▸ **STATED EXERCISE**:
Skip the pictures. Repeat everything else in the records word for word.

▸ **RECORDED INFORMATION**:
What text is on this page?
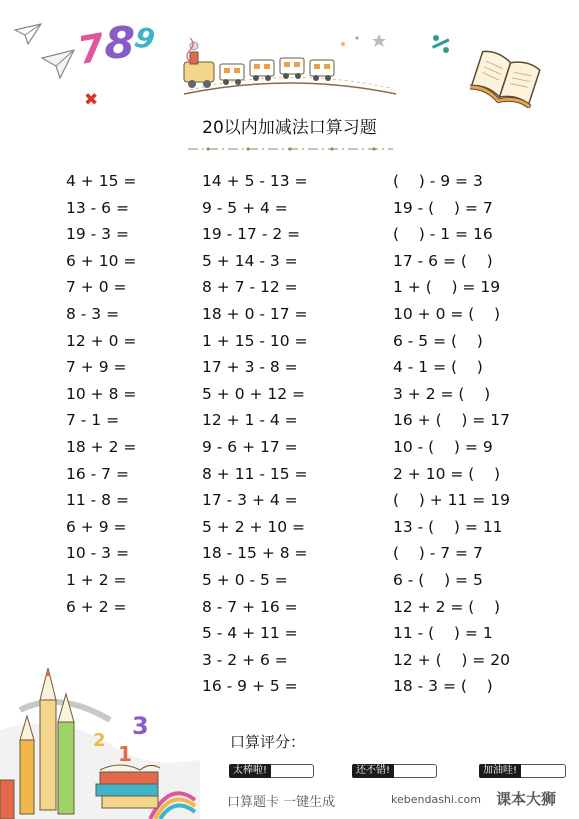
789
✖
20以内加减法口算习题
4 + 15 =
13 - 6 =
19 - 3 =
6 + 10 =
7 + 0 =
8 - 3 =
12 + 0 =
7 + 9 =
10 + 8 =
7 - 1 =
18 + 2 =
16 - 7 =
11 - 8 =
6 + 9 =
10 - 3 =
1 + 2 =
6 + 2 =
14 + 5 - 13 =
9 - 5 + 4 =
19 - 17 - 2 =
5 + 14 - 3 =
8 + 7 - 12 =
18 + 0 - 17 =
1 + 15 - 10 =
17 + 3 - 8 =
5 + 0 + 12 =
12 + 1 - 4 =
9 - 6 + 17 =
8 + 11 - 15 =
17 - 3 + 4 =
5 + 2 + 10 =
18 - 15 + 8 =
5 + 0 - 5 =
8 - 7 + 16 =
5 - 4 + 11 =
3 - 2 + 6 =
16 - 9 + 5 =
(    ) - 9 = 3
19 - (    ) = 7
(    ) - 1 = 16
17 - 6 = (    )
1 + (    ) = 19
10 + 0 = (    )
6 - 5 = (    )
4 - 1 = (    )
3 + 2 = (    )
16 + (    ) = 17
10 - (    ) = 9
2 + 10 = (    )
(    ) + 11 = 19
13 - (    ) = 11
(    ) - 7 = 7
6 - (    ) = 5
12 + 2 = (    )
11 - (    ) = 1
12 + (    ) = 20
18 - 3 = (    )
口算评分：
太棒啦!	还不错!	加油哇!
口算题卡 一键生成	kebendashi.com 课本大狮
2
3
1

▸ **RESULT FOR THIS EXERCISE**:
What text is on this page?
789
✖
20以内加减法口算习题
4 + 15 =
13 - 6 =
19 - 3 =
6 + 10 =
7 + 0 =
8 - 3 =
12 + 0 =
7 + 9 =
10 + 8 =
7 - 1 =
18 + 2 =
16 - 7 =
11 - 8 =
6 + 9 =
10 - 3 =
1 + 2 =
6 + 2 =
14 + 5 - 13 =
9 - 5 + 4 =
19 - 17 - 2 =
5 + 14 - 3 =
8 + 7 - 12 =
18 + 0 - 17 =
1 + 15 - 10 =
17 + 3 - 8 =
5 + 0 + 12 =
12 + 1 - 4 =
9 - 6 + 17 =
8 + 11 - 15 =
17 - 3 + 4 =
5 + 2 + 10 =
18 - 15 + 8 =
5 + 0 - 5 =
8 - 7 + 16 =
5 - 4 + 11 =
3 - 2 + 6 =
16 - 9 + 5 =
(    ) - 9 = 3
19 - (    ) = 7
(    ) - 1 = 16
17 - 6 = (    )
1 + (    ) = 19
10 + 0 = (    )
6 - 5 = (    )
4 - 1 = (    )
3 + 2 = (    )
16 + (    ) = 17
10 - (    ) = 9
2 + 10 = (    )
(    ) + 11 = 19
13 - (    ) = 11
(    ) - 7 = 7
6 - (    ) = 5
12 + 2 = (    )
11 - (    ) = 1
12 + (    ) = 20
18 - 3 = (    )
口算评分：
太棒啦!	还不错!	加油哇!
口算题卡 一键生成	kebendashi.com 课本大狮
2
3
1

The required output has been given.